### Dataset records
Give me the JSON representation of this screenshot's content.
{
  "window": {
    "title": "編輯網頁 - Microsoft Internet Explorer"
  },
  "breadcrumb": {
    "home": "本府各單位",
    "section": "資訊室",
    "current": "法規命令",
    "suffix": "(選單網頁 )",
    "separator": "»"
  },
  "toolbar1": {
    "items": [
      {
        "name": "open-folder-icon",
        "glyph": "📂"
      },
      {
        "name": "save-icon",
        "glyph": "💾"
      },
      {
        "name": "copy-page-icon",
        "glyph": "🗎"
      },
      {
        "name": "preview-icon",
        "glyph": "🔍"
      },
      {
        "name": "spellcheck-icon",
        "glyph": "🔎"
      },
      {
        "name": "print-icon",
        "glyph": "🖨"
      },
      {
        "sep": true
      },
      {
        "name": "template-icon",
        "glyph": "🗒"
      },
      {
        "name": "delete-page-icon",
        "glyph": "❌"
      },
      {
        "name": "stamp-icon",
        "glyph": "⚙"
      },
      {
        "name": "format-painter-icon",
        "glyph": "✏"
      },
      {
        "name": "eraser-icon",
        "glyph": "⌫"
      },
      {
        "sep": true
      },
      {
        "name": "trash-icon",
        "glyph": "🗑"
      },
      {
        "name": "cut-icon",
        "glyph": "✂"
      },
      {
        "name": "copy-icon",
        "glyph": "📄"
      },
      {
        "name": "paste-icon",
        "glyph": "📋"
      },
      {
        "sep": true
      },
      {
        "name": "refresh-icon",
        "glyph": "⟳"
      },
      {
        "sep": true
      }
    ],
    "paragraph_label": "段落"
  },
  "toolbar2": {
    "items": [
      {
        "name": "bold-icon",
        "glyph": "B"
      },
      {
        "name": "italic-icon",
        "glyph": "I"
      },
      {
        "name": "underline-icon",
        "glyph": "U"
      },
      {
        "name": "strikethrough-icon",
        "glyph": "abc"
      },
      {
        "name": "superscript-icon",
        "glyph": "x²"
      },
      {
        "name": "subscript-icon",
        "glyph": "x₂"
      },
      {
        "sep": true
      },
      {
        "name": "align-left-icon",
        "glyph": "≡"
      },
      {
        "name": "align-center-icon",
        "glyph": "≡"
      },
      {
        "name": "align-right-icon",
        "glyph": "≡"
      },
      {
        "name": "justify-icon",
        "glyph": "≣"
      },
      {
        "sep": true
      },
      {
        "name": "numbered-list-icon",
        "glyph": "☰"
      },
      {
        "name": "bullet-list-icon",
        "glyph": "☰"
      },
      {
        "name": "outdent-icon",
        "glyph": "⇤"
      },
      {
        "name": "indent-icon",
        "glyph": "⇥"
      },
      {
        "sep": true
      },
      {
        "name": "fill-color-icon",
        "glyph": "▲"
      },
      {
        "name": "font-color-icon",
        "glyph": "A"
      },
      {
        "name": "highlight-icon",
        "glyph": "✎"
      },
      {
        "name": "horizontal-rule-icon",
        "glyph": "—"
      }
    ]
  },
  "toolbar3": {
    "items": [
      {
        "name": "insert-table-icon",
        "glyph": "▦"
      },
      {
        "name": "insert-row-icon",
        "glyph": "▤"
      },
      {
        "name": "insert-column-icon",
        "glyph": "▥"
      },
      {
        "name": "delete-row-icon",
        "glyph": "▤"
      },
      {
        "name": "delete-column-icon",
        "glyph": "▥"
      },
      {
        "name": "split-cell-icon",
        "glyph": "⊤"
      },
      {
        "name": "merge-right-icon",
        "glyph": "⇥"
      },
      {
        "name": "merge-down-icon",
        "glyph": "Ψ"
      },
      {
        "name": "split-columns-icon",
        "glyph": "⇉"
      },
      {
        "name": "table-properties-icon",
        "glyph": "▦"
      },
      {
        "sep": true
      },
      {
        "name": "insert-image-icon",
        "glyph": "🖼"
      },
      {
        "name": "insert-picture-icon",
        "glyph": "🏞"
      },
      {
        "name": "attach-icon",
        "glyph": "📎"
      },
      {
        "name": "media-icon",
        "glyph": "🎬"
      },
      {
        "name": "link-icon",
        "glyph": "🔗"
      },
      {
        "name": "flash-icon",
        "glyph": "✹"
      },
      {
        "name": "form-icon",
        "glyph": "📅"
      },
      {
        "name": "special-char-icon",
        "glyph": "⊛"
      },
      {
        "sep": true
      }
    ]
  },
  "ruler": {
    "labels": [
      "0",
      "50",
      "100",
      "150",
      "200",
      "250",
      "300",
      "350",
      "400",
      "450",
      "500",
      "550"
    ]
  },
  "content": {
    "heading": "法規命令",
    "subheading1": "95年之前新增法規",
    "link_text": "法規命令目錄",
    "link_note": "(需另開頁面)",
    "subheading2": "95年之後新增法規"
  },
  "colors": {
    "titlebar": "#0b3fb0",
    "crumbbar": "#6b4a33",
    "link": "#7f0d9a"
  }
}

### The exercise
The records above are to be copied in full, exactly as written.

### Response below
Give me the JSON representation of this screenshot's content.
{
  "window": {
    "title": "編輯網頁 - Microsoft Internet Explorer"
  },
  "breadcrumb": {
    "home": "本府各單位",
    "section": "資訊室",
    "current": "法規命令",
    "suffix": "(選單網頁 )",
    "separator": "»"
  },
  "toolbar1": {
    "items": [
      {
        "name": "open-folder-icon",
        "glyph": "📂"
      },
      {
        "name": "save-icon",
        "glyph": "💾"
      },
      {
        "name": "copy-page-icon",
        "glyph": "🗎"
      },
      {
        "name": "preview-icon",
        "glyph": "🔍"
      },
      {
        "name": "spellcheck-icon",
        "glyph": "🔎"
      },
      {
        "name": "print-icon",
        "glyph": "🖨"
      },
      {
        "sep": true
      },
      {
        "name": "template-icon",
        "glyph": "🗒"
      },
      {
        "name": "delete-page-icon",
        "glyph": "❌"
      },
      {
        "name": "stamp-icon",
        "glyph": "⚙"
      },
      {
        "name": "format-painter-icon",
        "glyph": "✏"
      },
      {
        "name": "eraser-icon",
        "glyph": "⌫"
      },
      {
        "sep": true
      },
      {
        "name": "trash-icon",
        "glyph": "🗑"
      },
      {
        "name": "cut-icon",
        "glyph": "✂"
      },
      {
        "name": "copy-icon",
        "glyph": "📄"
      },
      {
        "name": "paste-icon",
        "glyph": "📋"
      },
      {
        "sep": true
      },
      {
        "name": "refresh-icon",
        "glyph": "⟳"
      },
      {
        "sep": true
      }
    ],
    "paragraph_label": "段落"
  },
  "toolbar2": {
    "items": [
      {
        "name": "bold-icon",
        "glyph": "B"
      },
      {
        "name": "italic-icon",
        "glyph": "I"
      },
      {
        "name": "underline-icon",
        "glyph": "U"
      },
      {
        "name": "strikethrough-icon",
        "glyph": "abc"
      },
      {
        "name": "superscript-icon",
        "glyph": "x²"
      },
      {
        "name": "subscript-icon",
        "glyph": "x₂"
      },
      {
        "sep": true
      },
      {
        "name": "align-left-icon",
        "glyph": "≡"
      },
      {
        "name": "align-center-icon",
        "glyph": "≡"
      },
      {
        "name": "align-right-icon",
        "glyph": "≡"
      },
      {
        "name": "justify-icon",
        "glyph": "≣"
      },
      {
        "sep": true
      },
      {
        "name": "numbered-list-icon",
        "glyph": "☰"
      },
      {
        "name": "bullet-list-icon",
        "glyph": "☰"
      },
      {
        "name": "outdent-icon",
        "glyph": "⇤"
      },
      {
        "name": "indent-icon",
        "glyph": "⇥"
      },
      {
        "sep": true
      },
      {
        "name": "fill-color-icon",
        "glyph": "▲"
      },
      {
        "name": "font-color-icon",
        "glyph": "A"
      },
      {
        "name": "highlight-icon",
        "glyph": "✎"
      },
      {
        "name": "horizontal-rule-icon",
        "glyph": "—"
      }
    ]
  },
  "toolbar3": {
    "items": [
      {
        "name": "insert-table-icon",
        "glyph": "▦"
      },
      {
        "name": "insert-row-icon",
        "glyph": "▤"
      },
      {
        "name": "insert-column-icon",
        "glyph": "▥"
      },
      {
        "name": "delete-row-icon",
        "glyph": "▤"
      },
      {
        "name": "delete-column-icon",
        "glyph": "▥"
      },
      {
        "name": "split-cell-icon",
        "glyph": "⊤"
      },
      {
        "name": "merge-right-icon",
        "glyph": "⇥"
      },
      {
        "name": "merge-down-icon",
        "glyph": "Ψ"
      },
      {
        "name": "split-columns-icon",
        "glyph": "⇉"
      },
      {
        "name": "table-properties-icon",
        "glyph": "▦"
      },
      {
        "sep": true
      },
      {
        "name": "insert-image-icon",
        "glyph": "🖼"
      },
      {
        "name": "insert-picture-icon",
        "glyph": "🏞"
      },
      {
        "name": "attach-icon",
        "glyph": "📎"
      },
      {
        "name": "media-icon",
        "glyph": "🎬"
      },
      {
        "name": "link-icon",
        "glyph": "🔗"
      },
      {
        "name": "flash-icon",
        "glyph": "✹"
      },
      {
        "name": "form-icon",
        "glyph": "📅"
      },
      {
        "name": "special-char-icon",
        "glyph": "⊛"
      },
      {
        "sep": true
      }
    ]
  },
  "ruler": {
    "labels": [
      "0",
      "50",
      "100",
      "150",
      "200",
      "250",
      "300",
      "350",
      "400",
      "450",
      "500",
      "550"
    ]
  },
  "content": {
    "heading": "法規命令",
    "subheading1": "95年之前新增法規",
    "link_text": "法規命令目錄",
    "link_note": "(需另開頁面)",
    "subheading2": "95年之後新增法規"
  },
  "colors": {
    "titlebar": "#0b3fb0",
    "crumbbar": "#6b4a33",
    "link": "#7f0d9a"
  }
}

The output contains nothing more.